** Begin **
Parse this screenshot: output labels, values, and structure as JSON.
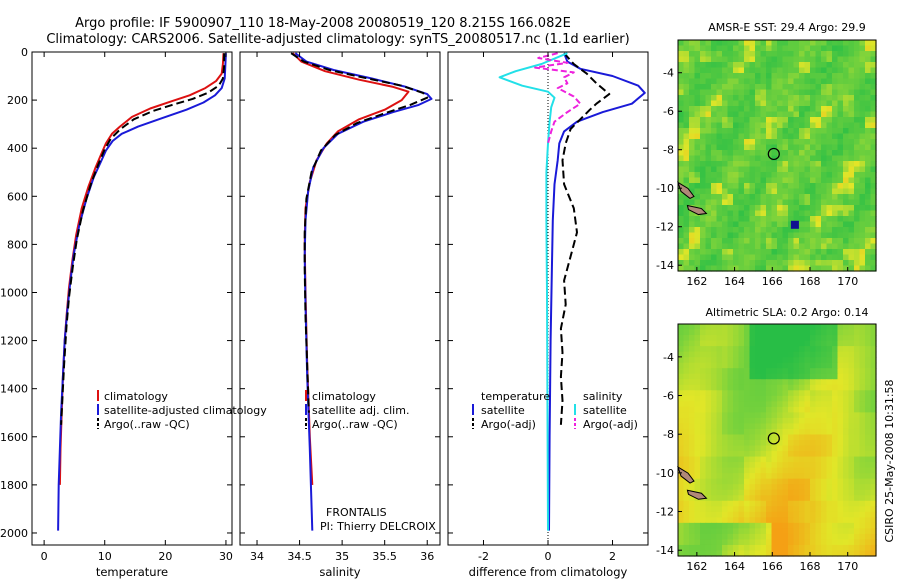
{
  "header": {
    "line1": "Argo profile: IF 5900907_110 18-May-2008 20080519_120 8.215S 166.082E",
    "line2": "Climatology: CARS2006. Satellite-adjusted climatology: synTS_20080517.nc (1.1d earlier)"
  },
  "side_label": "CSIRO 25-May-2008 10:31:58",
  "colors": {
    "climatology": "#dd1111",
    "satellite": "#1a1ad8",
    "argo": "#000000",
    "sat_cyan": "#22e0e8",
    "argo_magenta": "#ee22dd"
  },
  "chart_data": [
    {
      "id": "temperature",
      "type": "line",
      "xlabel": "temperature",
      "ylabel": "",
      "xlim": [
        -2,
        31
      ],
      "ylim": [
        2050,
        0
      ],
      "xticks": [
        0,
        10,
        20,
        30
      ],
      "yticks": [
        0,
        200,
        400,
        600,
        800,
        1000,
        1200,
        1400,
        1600,
        1800,
        2000
      ],
      "legend": {
        "placement": "bottom-right",
        "entries": [
          "climatology",
          "satellite-adjusted climatology",
          "Argo(..raw -QC)"
        ]
      },
      "series": [
        {
          "name": "climatology",
          "color": "#dd1111",
          "dash": "",
          "points": [
            [
              29.6,
              5
            ],
            [
              29.5,
              50
            ],
            [
              29.3,
              90
            ],
            [
              28.4,
              120
            ],
            [
              26.6,
              150
            ],
            [
              24.0,
              180
            ],
            [
              21.0,
              205
            ],
            [
              17.5,
              235
            ],
            [
              14.5,
              270
            ],
            [
              12.5,
              310
            ],
            [
              11.2,
              340
            ],
            [
              10.2,
              380
            ],
            [
              9.5,
              420
            ],
            [
              8.5,
              480
            ],
            [
              7.3,
              560
            ],
            [
              6.2,
              650
            ],
            [
              5.3,
              760
            ],
            [
              4.7,
              860
            ],
            [
              4.1,
              980
            ],
            [
              3.7,
              1100
            ],
            [
              3.4,
              1200
            ],
            [
              3.1,
              1350
            ],
            [
              2.9,
              1500
            ],
            [
              2.7,
              1650
            ],
            [
              2.6,
              1800
            ]
          ]
        },
        {
          "name": "satellite-adjusted climatology",
          "color": "#1a1ad8",
          "dash": "",
          "points": [
            [
              30.0,
              5
            ],
            [
              29.9,
              60
            ],
            [
              29.8,
              110
            ],
            [
              29.3,
              150
            ],
            [
              28.2,
              180
            ],
            [
              26.3,
              210
            ],
            [
              23.5,
              240
            ],
            [
              19.5,
              275
            ],
            [
              15.5,
              310
            ],
            [
              12.8,
              340
            ],
            [
              11.3,
              370
            ],
            [
              10.2,
              410
            ],
            [
              9.3,
              460
            ],
            [
              8.2,
              520
            ],
            [
              7.0,
              610
            ],
            [
              5.8,
              720
            ],
            [
              4.9,
              840
            ],
            [
              4.3,
              960
            ],
            [
              3.8,
              1080
            ],
            [
              3.4,
              1200
            ],
            [
              3.1,
              1350
            ],
            [
              2.8,
              1500
            ],
            [
              2.6,
              1650
            ],
            [
              2.4,
              1800
            ],
            [
              2.3,
              1990
            ]
          ]
        },
        {
          "name": "Argo(..raw -QC)",
          "color": "#000000",
          "dash": "8,4",
          "points": [
            [
              29.7,
              5
            ],
            [
              29.7,
              60
            ],
            [
              29.5,
              110
            ],
            [
              28.8,
              140
            ],
            [
              27.0,
              170
            ],
            [
              24.5,
              195
            ],
            [
              21.8,
              215
            ],
            [
              18.0,
              245
            ],
            [
              14.8,
              280
            ],
            [
              12.6,
              320
            ],
            [
              11.0,
              360
            ],
            [
              9.9,
              410
            ],
            [
              8.9,
              470
            ],
            [
              7.7,
              550
            ],
            [
              6.4,
              660
            ],
            [
              5.4,
              780
            ],
            [
              4.7,
              900
            ],
            [
              4.1,
              1020
            ],
            [
              3.7,
              1140
            ],
            [
              3.3,
              1300
            ],
            [
              3.0,
              1450
            ],
            [
              2.8,
              1550
            ]
          ]
        }
      ]
    },
    {
      "id": "salinity",
      "type": "line",
      "xlabel": "salinity",
      "ylabel": "",
      "xlim": [
        33.8,
        36.15
      ],
      "ylim": [
        2050,
        0
      ],
      "xticks": [
        34,
        34.5,
        35,
        35.5,
        36
      ],
      "yticks": [
        0,
        200,
        400,
        600,
        800,
        1000,
        1200,
        1400,
        1600,
        1800,
        2000
      ],
      "legend": {
        "placement": "bottom-right",
        "entries": [
          "climatology",
          "satellite adj. clim.",
          "Argo(..raw -QC)"
        ]
      },
      "annotation": [
        "FRONTALIS",
        "PI: Thierry DELCROIX"
      ],
      "series": [
        {
          "name": "climatology",
          "color": "#dd1111",
          "dash": "",
          "points": [
            [
              34.42,
              5
            ],
            [
              34.52,
              40
            ],
            [
              34.8,
              80
            ],
            [
              35.2,
              115
            ],
            [
              35.6,
              145
            ],
            [
              35.78,
              165
            ],
            [
              35.7,
              200
            ],
            [
              35.5,
              240
            ],
            [
              35.2,
              280
            ],
            [
              34.95,
              330
            ],
            [
              34.82,
              380
            ],
            [
              34.7,
              450
            ],
            [
              34.62,
              540
            ],
            [
              34.57,
              650
            ],
            [
              34.56,
              800
            ],
            [
              34.57,
              1000
            ],
            [
              34.59,
              1300
            ],
            [
              34.62,
              1600
            ],
            [
              34.65,
              1800
            ]
          ]
        },
        {
          "name": "satellite adj. clim.",
          "color": "#1a1ad8",
          "dash": "",
          "points": [
            [
              34.45,
              5
            ],
            [
              34.58,
              40
            ],
            [
              34.9,
              75
            ],
            [
              35.35,
              110
            ],
            [
              35.75,
              145
            ],
            [
              36.0,
              175
            ],
            [
              36.05,
              195
            ],
            [
              35.9,
              220
            ],
            [
              35.6,
              250
            ],
            [
              35.25,
              290
            ],
            [
              34.95,
              340
            ],
            [
              34.78,
              400
            ],
            [
              34.66,
              480
            ],
            [
              34.6,
              580
            ],
            [
              34.57,
              700
            ],
            [
              34.56,
              850
            ],
            [
              34.57,
              1050
            ],
            [
              34.59,
              1350
            ],
            [
              34.62,
              1650
            ],
            [
              34.65,
              1990
            ]
          ]
        },
        {
          "name": "Argo(..raw -QC)",
          "color": "#000000",
          "dash": "8,4",
          "points": [
            [
              34.4,
              5
            ],
            [
              34.55,
              40
            ],
            [
              34.85,
              75
            ],
            [
              35.3,
              110
            ],
            [
              35.7,
              140
            ],
            [
              35.95,
              170
            ],
            [
              36.0,
              190
            ],
            [
              35.8,
              220
            ],
            [
              35.5,
              255
            ],
            [
              35.18,
              295
            ],
            [
              34.92,
              345
            ],
            [
              34.75,
              410
            ],
            [
              34.64,
              500
            ],
            [
              34.58,
              610
            ],
            [
              34.56,
              750
            ],
            [
              34.56,
              900
            ],
            [
              34.57,
              1100
            ],
            [
              34.59,
              1300
            ],
            [
              34.61,
              1500
            ]
          ]
        }
      ]
    },
    {
      "id": "difference",
      "type": "line",
      "xlabel": "difference from climatology",
      "ylabel": "",
      "xlim": [
        -3.1,
        3.1
      ],
      "ylim": [
        2050,
        0
      ],
      "xticks": [
        -2,
        0,
        2
      ],
      "yticks": [
        0,
        200,
        400,
        600,
        800,
        1000,
        1200,
        1400,
        1600,
        1800,
        2000
      ],
      "legend": {
        "placement": "bottom",
        "headers": [
          "temperature",
          "salinity"
        ],
        "entries": [
          "satellite",
          "Argo(-adj)",
          "satellite",
          "Argo(-adj)"
        ]
      },
      "series": [
        {
          "name": "temperature satellite",
          "color": "#1a1ad8",
          "dash": "",
          "points": [
            [
              0.5,
              5
            ],
            [
              0.6,
              40
            ],
            [
              1.0,
              70
            ],
            [
              2.0,
              100
            ],
            [
              2.8,
              140
            ],
            [
              3.0,
              170
            ],
            [
              2.6,
              215
            ],
            [
              1.7,
              250
            ],
            [
              0.9,
              290
            ],
            [
              0.5,
              330
            ],
            [
              0.35,
              380
            ],
            [
              0.3,
              450
            ],
            [
              0.2,
              550
            ],
            [
              0.15,
              700
            ],
            [
              0.12,
              900
            ],
            [
              0.08,
              1200
            ],
            [
              0.05,
              1600
            ],
            [
              0.03,
              1990
            ]
          ]
        },
        {
          "name": "temperature Argo(-adj)",
          "color": "#000000",
          "dash": "8,4",
          "points": [
            [
              0.5,
              5
            ],
            [
              0.8,
              50
            ],
            [
              1.2,
              90
            ],
            [
              1.5,
              130
            ],
            [
              1.9,
              175
            ],
            [
              1.5,
              215
            ],
            [
              1.3,
              240
            ],
            [
              1.0,
              280
            ],
            [
              0.7,
              320
            ],
            [
              0.55,
              380
            ],
            [
              0.45,
              450
            ],
            [
              0.5,
              550
            ],
            [
              0.8,
              650
            ],
            [
              0.9,
              750
            ],
            [
              0.7,
              850
            ],
            [
              0.5,
              950
            ],
            [
              0.55,
              1050
            ],
            [
              0.4,
              1150
            ],
            [
              0.45,
              1250
            ],
            [
              0.4,
              1350
            ],
            [
              0.45,
              1450
            ],
            [
              0.4,
              1550
            ]
          ]
        },
        {
          "name": "salinity satellite",
          "color": "#22e0e8",
          "dash": "",
          "points": [
            [
              0.6,
              5
            ],
            [
              -0.2,
              50
            ],
            [
              -1.0,
              80
            ],
            [
              -1.5,
              105
            ],
            [
              -0.8,
              140
            ],
            [
              0.0,
              165
            ],
            [
              0.2,
              190
            ],
            [
              0.1,
              230
            ],
            [
              0.05,
              290
            ],
            [
              0.0,
              380
            ],
            [
              -0.05,
              500
            ],
            [
              -0.05,
              700
            ],
            [
              -0.03,
              1000
            ],
            [
              -0.02,
              1400
            ],
            [
              0.0,
              1990
            ]
          ]
        },
        {
          "name": "salinity Argo(-adj)",
          "color": "#ee22dd",
          "dash": "6,3",
          "points": [
            [
              0.3,
              5
            ],
            [
              -0.3,
              25
            ],
            [
              0.6,
              45
            ],
            [
              -0.4,
              65
            ],
            [
              0.8,
              85
            ],
            [
              0.5,
              105
            ],
            [
              0.6,
              130
            ],
            [
              0.3,
              150
            ],
            [
              0.8,
              185
            ],
            [
              1.0,
              215
            ],
            [
              0.6,
              250
            ],
            [
              0.2,
              290
            ],
            [
              0.1,
              330
            ],
            [
              0.0,
              380
            ]
          ]
        }
      ]
    },
    {
      "id": "sst_map",
      "type": "heatmap",
      "title": "AMSR-E SST: 29.4 Argo: 29.9",
      "xlim": [
        161,
        171.5
      ],
      "ylim": [
        -14.3,
        -2.3
      ],
      "xticks": [
        162,
        164,
        166,
        168,
        170
      ],
      "yticks": [
        -4,
        -6,
        -8,
        -10,
        -12,
        -14
      ],
      "argo_position": [
        166.08,
        -8.22
      ],
      "marker_square": [
        167.2,
        -11.9
      ]
    },
    {
      "id": "sla_map",
      "type": "heatmap",
      "title": "Altimetric SLA: 0.2 Argo: 0.14",
      "xlim": [
        161,
        171.5
      ],
      "ylim": [
        -14.3,
        -2.3
      ],
      "xticks": [
        162,
        164,
        166,
        168,
        170
      ],
      "yticks": [
        -4,
        -6,
        -8,
        -10,
        -12,
        -14
      ],
      "argo_position": [
        166.08,
        -8.22
      ]
    }
  ]
}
** End **
What you are asked to do:
Copy out the lines in which the string "title" appears.

Answer in full:
      "title": "AMSR-E SST: 29.4 Argo: 29.9",
      "title": "Altimetric SLA: 0.2 Argo: 0.14",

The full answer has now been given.